═════ The input
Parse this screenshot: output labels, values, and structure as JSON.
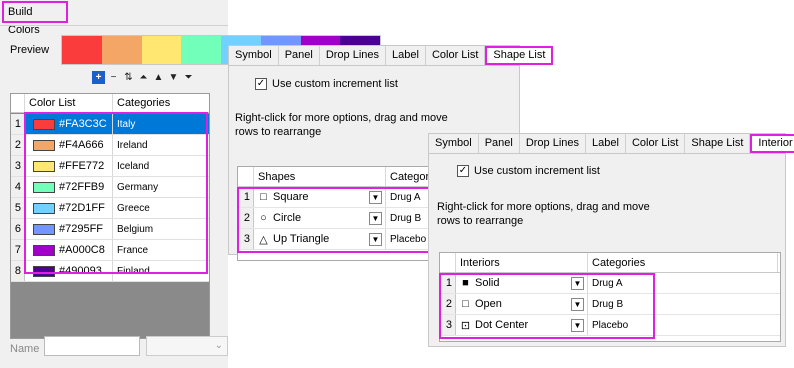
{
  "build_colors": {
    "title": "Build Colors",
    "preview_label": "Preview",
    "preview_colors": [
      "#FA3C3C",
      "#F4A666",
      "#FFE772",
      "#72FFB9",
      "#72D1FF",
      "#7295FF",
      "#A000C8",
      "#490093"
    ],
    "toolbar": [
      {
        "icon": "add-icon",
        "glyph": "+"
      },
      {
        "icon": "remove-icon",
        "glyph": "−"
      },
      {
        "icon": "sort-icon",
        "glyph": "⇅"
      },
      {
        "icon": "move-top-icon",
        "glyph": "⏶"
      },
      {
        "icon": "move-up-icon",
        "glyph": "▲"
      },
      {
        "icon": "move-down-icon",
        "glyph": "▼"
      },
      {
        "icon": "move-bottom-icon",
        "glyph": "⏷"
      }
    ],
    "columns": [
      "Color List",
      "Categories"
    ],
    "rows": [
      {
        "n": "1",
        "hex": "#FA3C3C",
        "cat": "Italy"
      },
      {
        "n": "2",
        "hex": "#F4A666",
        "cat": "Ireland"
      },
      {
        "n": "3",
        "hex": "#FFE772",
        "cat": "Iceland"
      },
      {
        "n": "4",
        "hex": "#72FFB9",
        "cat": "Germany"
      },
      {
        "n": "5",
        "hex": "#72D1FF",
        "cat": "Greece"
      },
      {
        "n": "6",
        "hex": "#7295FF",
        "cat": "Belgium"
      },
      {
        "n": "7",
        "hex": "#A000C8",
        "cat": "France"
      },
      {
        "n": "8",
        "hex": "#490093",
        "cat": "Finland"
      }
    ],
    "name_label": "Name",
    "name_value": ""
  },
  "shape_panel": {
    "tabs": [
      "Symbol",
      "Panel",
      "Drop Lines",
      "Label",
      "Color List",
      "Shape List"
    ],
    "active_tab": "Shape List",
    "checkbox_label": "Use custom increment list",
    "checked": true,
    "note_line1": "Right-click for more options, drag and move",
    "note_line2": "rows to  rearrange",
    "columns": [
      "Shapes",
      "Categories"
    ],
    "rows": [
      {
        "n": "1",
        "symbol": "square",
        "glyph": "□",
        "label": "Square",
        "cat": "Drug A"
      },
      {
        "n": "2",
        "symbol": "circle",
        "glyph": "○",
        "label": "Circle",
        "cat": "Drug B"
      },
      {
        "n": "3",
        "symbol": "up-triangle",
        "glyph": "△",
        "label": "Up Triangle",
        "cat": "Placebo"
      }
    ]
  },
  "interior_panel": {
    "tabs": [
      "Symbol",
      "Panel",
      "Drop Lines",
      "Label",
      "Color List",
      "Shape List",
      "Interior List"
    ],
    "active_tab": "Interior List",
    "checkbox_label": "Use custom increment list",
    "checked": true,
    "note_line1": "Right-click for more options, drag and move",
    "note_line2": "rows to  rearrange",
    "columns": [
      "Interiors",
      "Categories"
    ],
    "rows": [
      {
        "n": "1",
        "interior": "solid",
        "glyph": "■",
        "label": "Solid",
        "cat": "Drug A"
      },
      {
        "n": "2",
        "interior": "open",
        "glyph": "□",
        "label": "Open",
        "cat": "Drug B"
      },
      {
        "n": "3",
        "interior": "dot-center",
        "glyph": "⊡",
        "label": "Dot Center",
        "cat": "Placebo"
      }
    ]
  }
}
══════════
Do this:
Without including any pictures, reproduce the listing exactly.

Output below:
Parse this screenshot: output labels, values, and structure as JSON.
{
  "build_colors": {
    "title": "Build Colors",
    "preview_label": "Preview",
    "preview_colors": [
      "#FA3C3C",
      "#F4A666",
      "#FFE772",
      "#72FFB9",
      "#72D1FF",
      "#7295FF",
      "#A000C8",
      "#490093"
    ],
    "toolbar": [
      {
        "icon": "add-icon",
        "glyph": "+"
      },
      {
        "icon": "remove-icon",
        "glyph": "−"
      },
      {
        "icon": "sort-icon",
        "glyph": "⇅"
      },
      {
        "icon": "move-top-icon",
        "glyph": "⏶"
      },
      {
        "icon": "move-up-icon",
        "glyph": "▲"
      },
      {
        "icon": "move-down-icon",
        "glyph": "▼"
      },
      {
        "icon": "move-bottom-icon",
        "glyph": "⏷"
      }
    ],
    "columns": [
      "Color List",
      "Categories"
    ],
    "rows": [
      {
        "n": "1",
        "hex": "#FA3C3C",
        "cat": "Italy"
      },
      {
        "n": "2",
        "hex": "#F4A666",
        "cat": "Ireland"
      },
      {
        "n": "3",
        "hex": "#FFE772",
        "cat": "Iceland"
      },
      {
        "n": "4",
        "hex": "#72FFB9",
        "cat": "Germany"
      },
      {
        "n": "5",
        "hex": "#72D1FF",
        "cat": "Greece"
      },
      {
        "n": "6",
        "hex": "#7295FF",
        "cat": "Belgium"
      },
      {
        "n": "7",
        "hex": "#A000C8",
        "cat": "France"
      },
      {
        "n": "8",
        "hex": "#490093",
        "cat": "Finland"
      }
    ],
    "name_label": "Name",
    "name_value": ""
  },
  "shape_panel": {
    "tabs": [
      "Symbol",
      "Panel",
      "Drop Lines",
      "Label",
      "Color List",
      "Shape List"
    ],
    "active_tab": "Shape List",
    "checkbox_label": "Use custom increment list",
    "checked": true,
    "note_line1": "Right-click for more options, drag and move",
    "note_line2": "rows to  rearrange",
    "columns": [
      "Shapes",
      "Categories"
    ],
    "rows": [
      {
        "n": "1",
        "symbol": "square",
        "glyph": "□",
        "label": "Square",
        "cat": "Drug A"
      },
      {
        "n": "2",
        "symbol": "circle",
        "glyph": "○",
        "label": "Circle",
        "cat": "Drug B"
      },
      {
        "n": "3",
        "symbol": "up-triangle",
        "glyph": "△",
        "label": "Up Triangle",
        "cat": "Placebo"
      }
    ]
  },
  "interior_panel": {
    "tabs": [
      "Symbol",
      "Panel",
      "Drop Lines",
      "Label",
      "Color List",
      "Shape List",
      "Interior List"
    ],
    "active_tab": "Interior List",
    "checkbox_label": "Use custom increment list",
    "checked": true,
    "note_line1": "Right-click for more options, drag and move",
    "note_line2": "rows to  rearrange",
    "columns": [
      "Interiors",
      "Categories"
    ],
    "rows": [
      {
        "n": "1",
        "interior": "solid",
        "glyph": "■",
        "label": "Solid",
        "cat": "Drug A"
      },
      {
        "n": "2",
        "interior": "open",
        "glyph": "□",
        "label": "Open",
        "cat": "Drug B"
      },
      {
        "n": "3",
        "interior": "dot-center",
        "glyph": "⊡",
        "label": "Dot Center",
        "cat": "Placebo"
      }
    ]
  }
}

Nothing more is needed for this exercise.